[start of SOURCE DOCUMENT]

The registry started out helping companies, governments and consumers compare and purchase greener PCs and monitors, but has expanded significantly over the past year, as more manufacturers develop low-impact products. The addition of TVs comes less than two months after the registry expanded to include printers, copiers and other imaging equipment.

Since 2006, purchasers choosing EPEAT-registered electronics over products that don’t meet the system’s criteria have eliminated greenhouse gas emissions equivalent to 11 million U.S. vehicles’ annual impact, avoided more than 394,000 metric tons of hazardous waste and reduced solid waste by nearly 167,000 metric tons – equivalent to  nearly 86,000 U.S. households’ annual waste.

[end of SOURCE DOCUMENT]
[start of SOURCE EXCERPT]

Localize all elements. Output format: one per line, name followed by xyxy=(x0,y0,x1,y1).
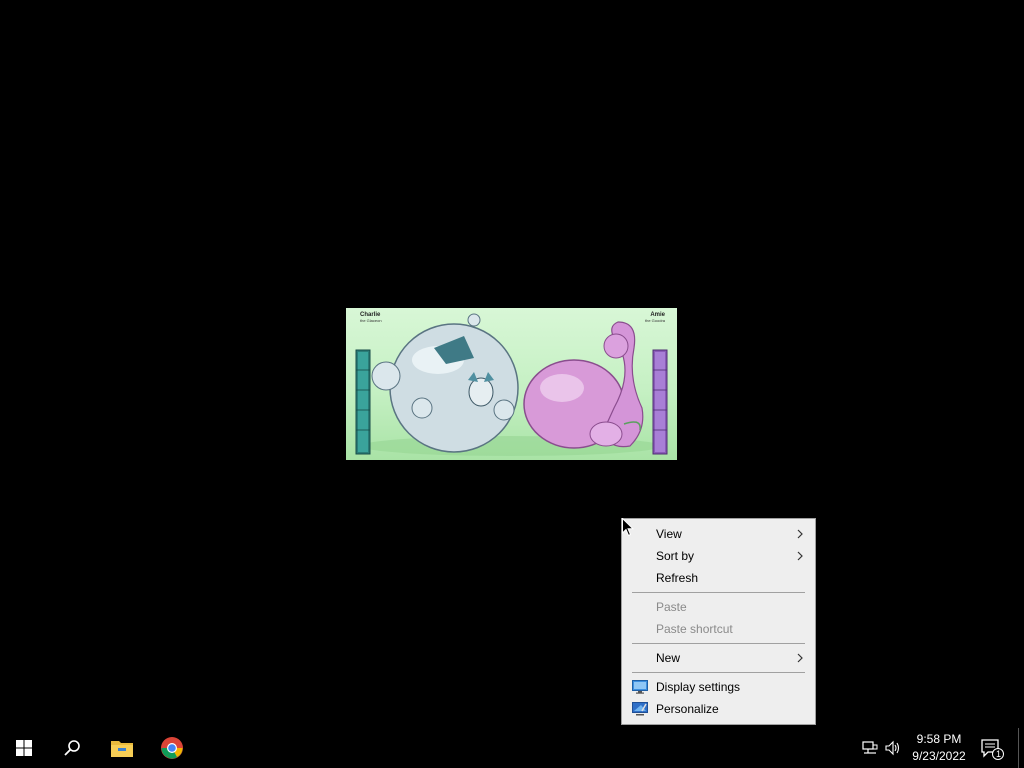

[end of SOURCE EXCERPT]

▶ _DIRECTIVE A_
Reproduce the passage of the EPEAT registry text starting at "The registry started" and ending at "households’ annual waste.", substituting "program" for "registry".
▶ _DIRECTIVE B_
According to the EPEAT registry text, how much hazardous waste have purchasers avoided since 2006?
The listing above comes from a different source than the text.

▶ _FULL RESPONSE A_
The program started out helping companies, governments and consumers compare and purchase greener PCs and monitors, but has expanded significantly over the past year, as more manufacturers develop low-impact products. The addition of TVs comes less than two months after the program expanded to include printers, copiers and other imaging equipment.

Since 2006, purchasers choosing EPEAT-registered electronics over products that don’t meet the system’s criteria have eliminated greenhouse gas emissions equivalent to 11 million U.S. vehicles’ annual impact, avoided more than 394,000 metric tons of hazardous waste and reduced solid waste by nearly 167,000 metric tons – equivalent to  nearly 86,000 U.S. households’ annual waste.

▶ _FULL RESPONSE B_
More than 394,000 metric tons.